— Task prompt —
Omit every picture, then give all the entries again exactly.

— Task inputs —
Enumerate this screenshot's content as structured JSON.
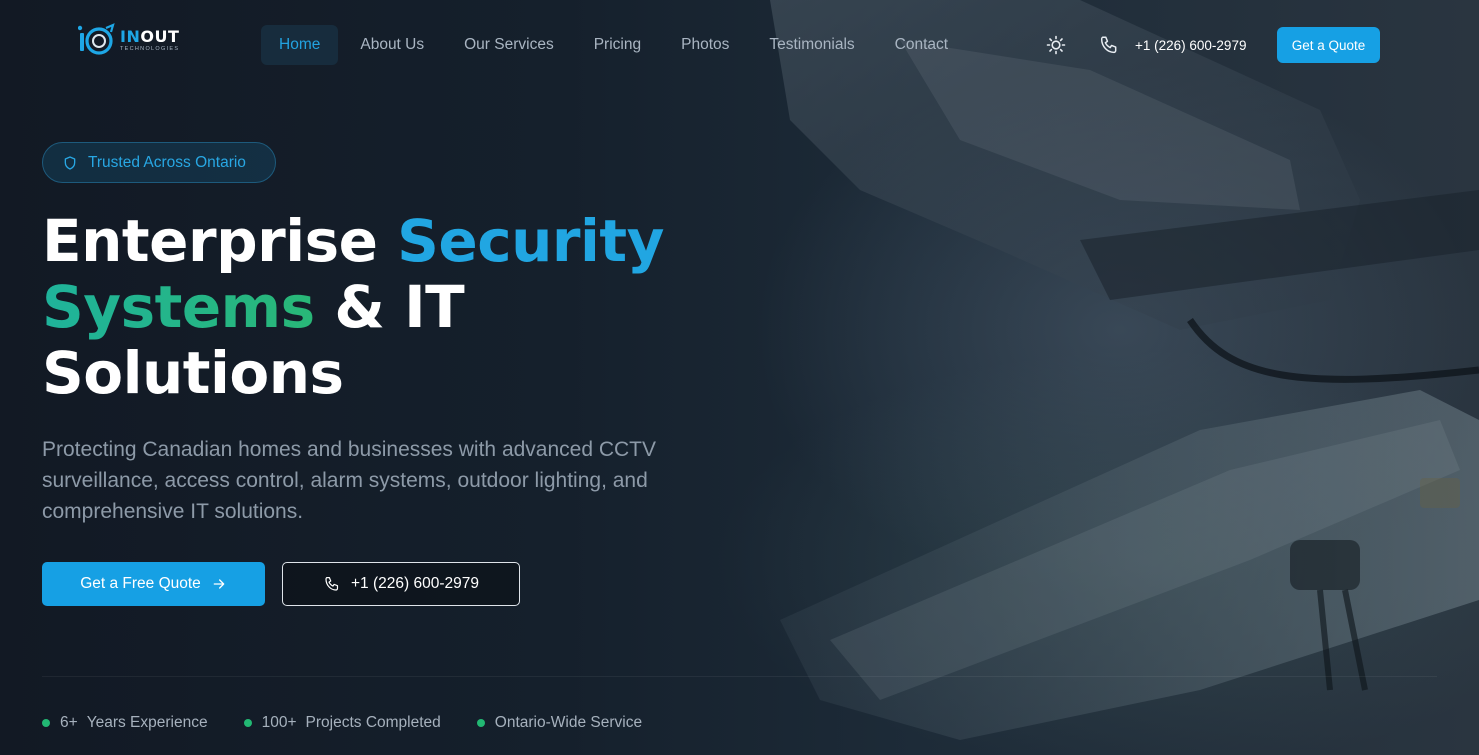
{
  "brand": {
    "name_highlight": "IN",
    "name_rest": "OUT",
    "tagline": "TECHNOLOGIES",
    "accent": "#16a0e4",
    "accent_green": "#22b873"
  },
  "nav": {
    "items": [
      {
        "label": "Home",
        "active": true
      },
      {
        "label": "About Us",
        "active": false
      },
      {
        "label": "Our Services",
        "active": false
      },
      {
        "label": "Pricing",
        "active": false
      },
      {
        "label": "Photos",
        "active": false
      },
      {
        "label": "Testimonials",
        "active": false
      },
      {
        "label": "Contact",
        "active": false
      }
    ]
  },
  "header": {
    "theme_icon": "sun-icon",
    "phone_icon": "phone-icon",
    "phone": "+1 (226) 600-2979",
    "quote_label": "Get a Quote"
  },
  "hero": {
    "badge_icon": "shield-icon",
    "badge": "Trusted Across Ontario",
    "headline": {
      "part1": "Enterprise ",
      "part2": "Security",
      "part3": "Systems",
      "part4": " & IT",
      "part5": "Solutions"
    },
    "subtext": "Protecting Canadian homes and businesses with advanced CCTV surveillance, access control, alarm systems, outdoor lighting, and comprehensive IT solutions.",
    "cta_primary": "Get a Free Quote",
    "cta_primary_icon": "arrow-right-icon",
    "cta_phone": "+1 (226) 600-2979",
    "cta_phone_icon": "phone-icon"
  },
  "stats": [
    {
      "value": "6+",
      "label": "Years Experience"
    },
    {
      "value": "100+",
      "label": "Projects Completed"
    },
    {
      "value": "",
      "label": "Ontario-Wide Service"
    }
  ]
}
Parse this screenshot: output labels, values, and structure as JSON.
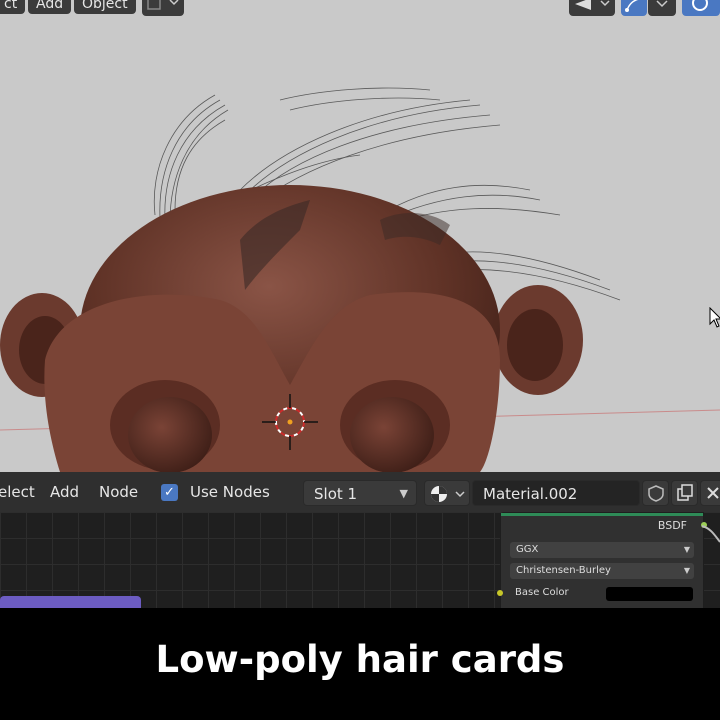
{
  "viewport_header": {
    "menu": [
      "ct",
      "Add",
      "Object"
    ]
  },
  "node_editor": {
    "header": {
      "select_label": "elect",
      "add_label": "Add",
      "node_label": "Node",
      "use_nodes_label": "Use Nodes",
      "use_nodes_checked": true,
      "slot_value": "Slot 1",
      "material_name": "Material.002"
    },
    "bsdf_node": {
      "title": "BSDF",
      "distribution": "GGX",
      "subsurface_method": "Christensen-Burley",
      "base_color_label": "Base Color",
      "base_color": "#000000"
    }
  },
  "caption": "Low-poly hair cards",
  "colors": {
    "viewport_bg": "#c9c9c9",
    "skin": "#6b3a2e",
    "accent_blue": "#4a78c2",
    "bsdf_green": "#2e8b57"
  }
}
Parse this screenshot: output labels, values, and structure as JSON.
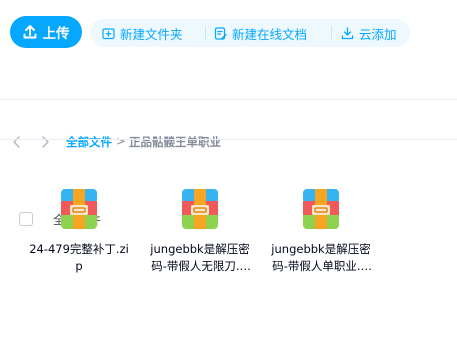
{
  "toolbar": {
    "upload_label": "上传",
    "new_folder_label": "新建文件夹",
    "new_doc_label": "新建在线文档",
    "cloud_add_label": "云添加",
    "accent_color": "#06a7ff"
  },
  "breadcrumb": {
    "root": "全部文件",
    "separator": ">",
    "current": "正品骷髅王单职业"
  },
  "list_header": {
    "label": "全部文件"
  },
  "files": [
    {
      "name": "24-479完整补丁.zip",
      "icon": "zip-archive-icon"
    },
    {
      "name": "jungebbk是解压密码-带假人无限刀.zip",
      "icon": "zip-archive-icon"
    },
    {
      "name": "jungebbk是解压密码-带假人单职业.zip",
      "icon": "zip-archive-icon"
    }
  ]
}
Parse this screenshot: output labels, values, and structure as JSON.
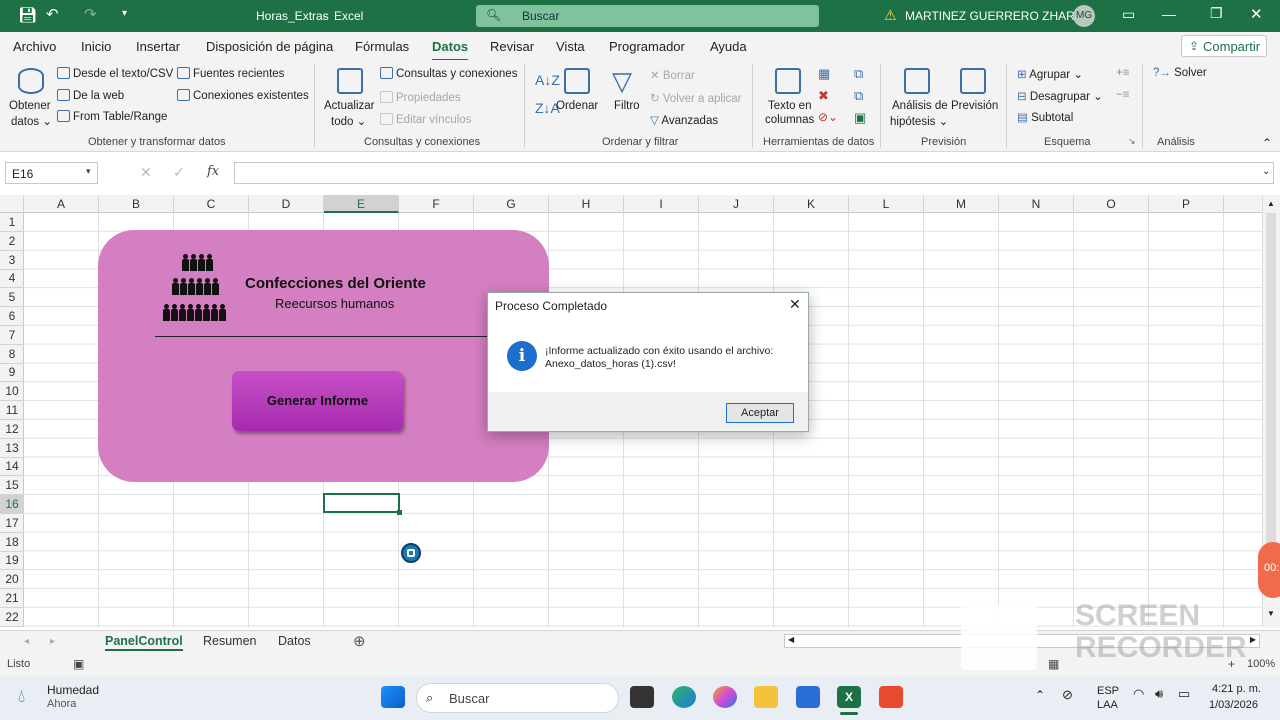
{
  "window": {
    "file_title": "Horas_Extras",
    "app_name": "Excel",
    "separator": "-",
    "search_placeholder": "Buscar",
    "user_name": "MARTINEZ GUERRERO ZHARIKT",
    "user_initials": "MG"
  },
  "ribbon_tabs": [
    "Archivo",
    "Inicio",
    "Insertar",
    "Disposición de página",
    "Fórmulas",
    "Datos",
    "Revisar",
    "Vista",
    "Programador",
    "Ayuda"
  ],
  "active_tab": "Datos",
  "share_label": "Compartir",
  "ribbon": {
    "obtener_datos": {
      "line1": "Obtener",
      "line2": "datos ⌄"
    },
    "desde_texto": "Desde el texto/CSV",
    "de_la_web": "De la web",
    "from_table": "From Table/Range",
    "fuentes_recientes": "Fuentes recientes",
    "conexiones_existentes": "Conexiones existentes",
    "group_obtener": "Obtener y transformar datos",
    "actualizar": {
      "line1": "Actualizar",
      "line2": "todo ⌄"
    },
    "consultas_conexiones": "Consultas y conexiones",
    "propiedades": "Propiedades",
    "editar_vinculos": "Editar vínculos",
    "group_consultas": "Consultas y conexiones",
    "ordenar": "Ordenar",
    "filtro": "Filtro",
    "borrar": "Borrar",
    "volver_aplicar": "Volver a aplicar",
    "avanzadas": "Avanzadas",
    "group_ordenar": "Ordenar y filtrar",
    "texto_columnas": {
      "line1": "Texto en",
      "line2": "columnas"
    },
    "group_herramientas": "Herramientas de datos",
    "analisis_hipotesis": {
      "line1": "Análisis de",
      "line2": "hipótesis ⌄"
    },
    "prevision": "Previsión",
    "group_prevision": "Previsión",
    "agrupar": "Agrupar",
    "desagrupar": "Desagrupar",
    "subtotal": "Subtotal",
    "group_esquema": "Esquema",
    "solver": "Solver",
    "group_analisis": "Análisis"
  },
  "name_box": "E16",
  "formula_bar_value": "",
  "columns": [
    "A",
    "B",
    "C",
    "D",
    "E",
    "F",
    "G",
    "H",
    "I",
    "J",
    "K",
    "L",
    "M",
    "N",
    "O",
    "P"
  ],
  "selected_column": "E",
  "rows": [
    "1",
    "2",
    "3",
    "4",
    "5",
    "6",
    "7",
    "8",
    "9",
    "10",
    "11",
    "12",
    "13",
    "14",
    "15",
    "16",
    "17",
    "18",
    "19",
    "20",
    "21",
    "22"
  ],
  "selected_row": "16",
  "panel": {
    "company": "Confecciones del Oriente",
    "department": "Reecursos humanos",
    "button_label": "Generar Informe"
  },
  "dialog": {
    "title": "Proceso Completado",
    "message_line1": "¡Informe actualizado con éxito usando el archivo:",
    "message_line2": "Anexo_datos_horas (1).csv!",
    "ok_label": "Aceptar",
    "close_symbol": "✕",
    "info_symbol": "i"
  },
  "sheets": [
    "PanelControl",
    "Resumen",
    "Datos"
  ],
  "active_sheet": "PanelControl",
  "status": {
    "ready": "Listo",
    "zoom": "100%"
  },
  "taskbar": {
    "weather_title": "Humedad",
    "weather_sub": "Ahora",
    "search": "Buscar",
    "lang1": "ESP",
    "lang2": "LAA",
    "time": "4:21 p. m.",
    "date": "1/03/2026"
  },
  "watermark": {
    "line1": "SCREEN",
    "line2": "RECORDER"
  },
  "recorder_badge": "00:"
}
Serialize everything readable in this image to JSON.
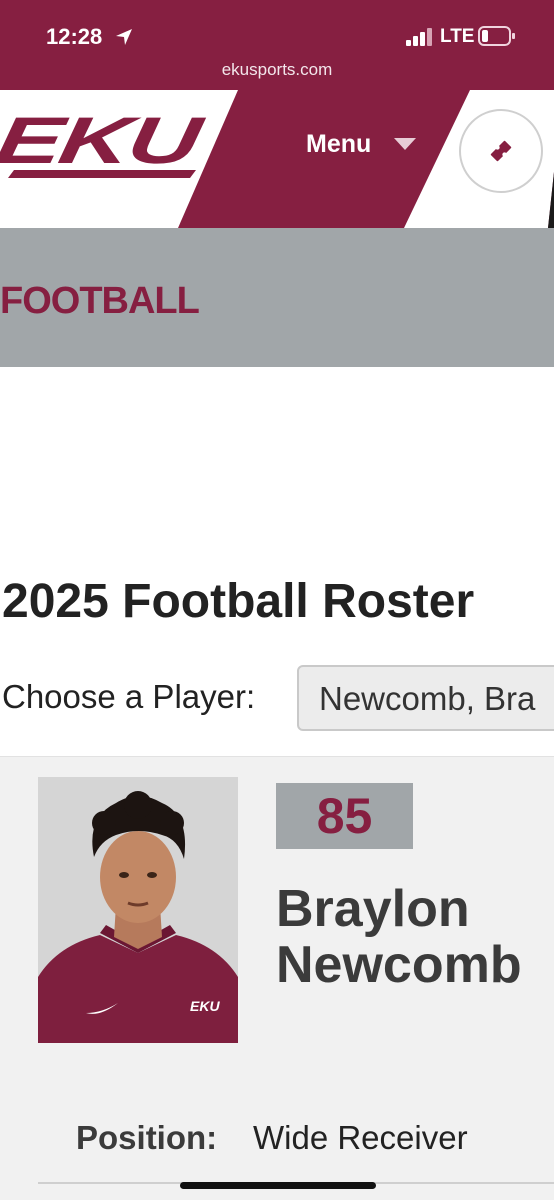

— Response —
Enumerate this screenshot's content as structured JSON.
{
  "brand": {
    "name_highlight": "IN",
    "name_rest": "OUT",
    "tagline": "TECHNOLOGIES",
    "accent": "#16a0e4",
    "accent_green": "#22b873"
  },
  "nav": {
    "items": [
      {
        "label": "Home",
        "active": true
      },
      {
        "label": "About Us",
        "active": false
      },
      {
        "label": "Our Services",
        "active": false
      },
      {
        "label": "Pricing",
        "active": false
      },
      {
        "label": "Photos",
        "active": false
      },
      {
        "label": "Testimonials",
        "active": false
      },
      {
        "label": "Contact",
        "active": false
      }
    ]
  },
  "header": {
    "theme_icon": "sun-icon",
    "phone_icon": "phone-icon",
    "phone": "+1 (226) 600-2979",
    "quote_label": "Get a Quote"
  },
  "hero": {
    "badge_icon": "shield-icon",
    "badge": "Trusted Across Ontario",
    "headline": {
      "part1": "Enterprise ",
      "part2": "Security",
      "part3": "Systems",
      "part4": " & IT",
      "part5": "Solutions"
    },
    "subtext": "Protecting Canadian homes and businesses with advanced CCTV surveillance, access control, alarm systems, outdoor lighting, and comprehensive IT solutions.",
    "cta_primary": "Get a Free Quote",
    "cta_primary_icon": "arrow-right-icon",
    "cta_phone": "+1 (226) 600-2979",
    "cta_phone_icon": "phone-icon"
  },
  "stats": [
    {
      "value": "6+",
      "label": "Years Experience"
    },
    {
      "value": "100+",
      "label": "Projects Completed"
    },
    {
      "value": "",
      "label": "Ontario-Wide Service"
    }
  ]
}
Parse this screenshot: output labels, values, and structure as JSON.
{
  "viewport_header": {
    "menu": [
      "ct",
      "Add",
      "Object"
    ]
  },
  "node_editor": {
    "header": {
      "select_label": "elect",
      "add_label": "Add",
      "node_label": "Node",
      "use_nodes_label": "Use Nodes",
      "use_nodes_checked": true,
      "slot_value": "Slot 1",
      "material_name": "Material.002"
    },
    "bsdf_node": {
      "title": "BSDF",
      "distribution": "GGX",
      "subsurface_method": "Christensen-Burley",
      "base_color_label": "Base Color",
      "base_color": "#000000"
    }
  },
  "caption": "Low-poly hair cards",
  "colors": {
    "viewport_bg": "#c9c9c9",
    "skin": "#6b3a2e",
    "accent_blue": "#4a78c2",
    "bsdf_green": "#2e8b57"
  }
}
Parse this screenshot: output labels, values, and structure as JSON.
{
  "toolbar": {
    "upload_label": "上传",
    "new_folder_label": "新建文件夹",
    "new_doc_label": "新建在线文档",
    "cloud_add_label": "云添加",
    "accent_color": "#06a7ff"
  },
  "breadcrumb": {
    "root": "全部文件",
    "separator": ">",
    "current": "正品骷髅王单职业"
  },
  "list_header": {
    "label": "全部文件"
  },
  "files": [
    {
      "name": "24-479完整补丁.zip",
      "icon": "zip-archive-icon"
    },
    {
      "name": "jungebbk是解压密码-带假人无限刀.zip",
      "icon": "zip-archive-icon"
    },
    {
      "name": "jungebbk是解压密码-带假人单职业.zip",
      "icon": "zip-archive-icon"
    }
  ]
}
Parse this screenshot: output labels, values, and structure as JSON.
{
  "window": {
    "file_title": "Horas_Extras",
    "app_name": "Excel",
    "separator": "-",
    "search_placeholder": "Buscar",
    "user_name": "MARTINEZ GUERRERO ZHARIKT",
    "user_initials": "MG"
  },
  "ribbon_tabs": [
    "Archivo",
    "Inicio",
    "Insertar",
    "Disposición de página",
    "Fórmulas",
    "Datos",
    "Revisar",
    "Vista",
    "Programador",
    "Ayuda"
  ],
  "active_tab": "Datos",
  "share_label": "Compartir",
  "ribbon": {
    "obtener_datos": {
      "line1": "Obtener",
      "line2": "datos ⌄"
    },
    "desde_texto": "Desde el texto/CSV",
    "de_la_web": "De la web",
    "from_table": "From Table/Range",
    "fuentes_recientes": "Fuentes recientes",
    "conexiones_existentes": "Conexiones existentes",
    "group_obtener": "Obtener y transformar datos",
    "actualizar": {
      "line1": "Actualizar",
      "line2": "todo ⌄"
    },
    "consultas_conexiones": "Consultas y conexiones",
    "propiedades": "Propiedades",
    "editar_vinculos": "Editar vínculos",
    "group_consultas": "Consultas y conexiones",
    "ordenar": "Ordenar",
    "filtro": "Filtro",
    "borrar": "Borrar",
    "volver_aplicar": "Volver a aplicar",
    "avanzadas": "Avanzadas",
    "group_ordenar": "Ordenar y filtrar",
    "texto_columnas": {
      "line1": "Texto en",
      "line2": "columnas"
    },
    "group_herramientas": "Herramientas de datos",
    "analisis_hipotesis": {
      "line1": "Análisis de",
      "line2": "hipótesis ⌄"
    },
    "prevision": "Previsión",
    "group_prevision": "Previsión",
    "agrupar": "Agrupar",
    "desagrupar": "Desagrupar",
    "subtotal": "Subtotal",
    "group_esquema": "Esquema",
    "solver": "Solver",
    "group_analisis": "Análisis"
  },
  "name_box": "E16",
  "formula_bar_value": "",
  "columns": [
    "A",
    "B",
    "C",
    "D",
    "E",
    "F",
    "G",
    "H",
    "I",
    "J",
    "K",
    "L",
    "M",
    "N",
    "O",
    "P"
  ],
  "selected_column": "E",
  "rows": [
    "1",
    "2",
    "3",
    "4",
    "5",
    "6",
    "7",
    "8",
    "9",
    "10",
    "11",
    "12",
    "13",
    "14",
    "15",
    "16",
    "17",
    "18",
    "19",
    "20",
    "21",
    "22"
  ],
  "selected_row": "16",
  "panel": {
    "company": "Confecciones del Oriente",
    "department": "Reecursos humanos",
    "button_label": "Generar Informe"
  },
  "dialog": {
    "title": "Proceso Completado",
    "message_line1": "¡Informe actualizado con éxito usando el archivo:",
    "message_line2": "Anexo_datos_horas (1).csv!",
    "ok_label": "Aceptar",
    "close_symbol": "✕",
    "info_symbol": "i"
  },
  "sheets": [
    "PanelControl",
    "Resumen",
    "Datos"
  ],
  "active_sheet": "PanelControl",
  "status": {
    "ready": "Listo",
    "zoom": "100%"
  },
  "taskbar": {
    "weather_title": "Humedad",
    "weather_sub": "Ahora",
    "search": "Buscar",
    "lang1": "ESP",
    "lang2": "LAA",
    "time": "4:21 p. m.",
    "date": "1/03/2026"
  },
  "watermark": {
    "line1": "SCREEN",
    "line2": "RECORDER"
  },
  "recorder_badge": "00:"
}
Serialize everything readable in this image to JSON.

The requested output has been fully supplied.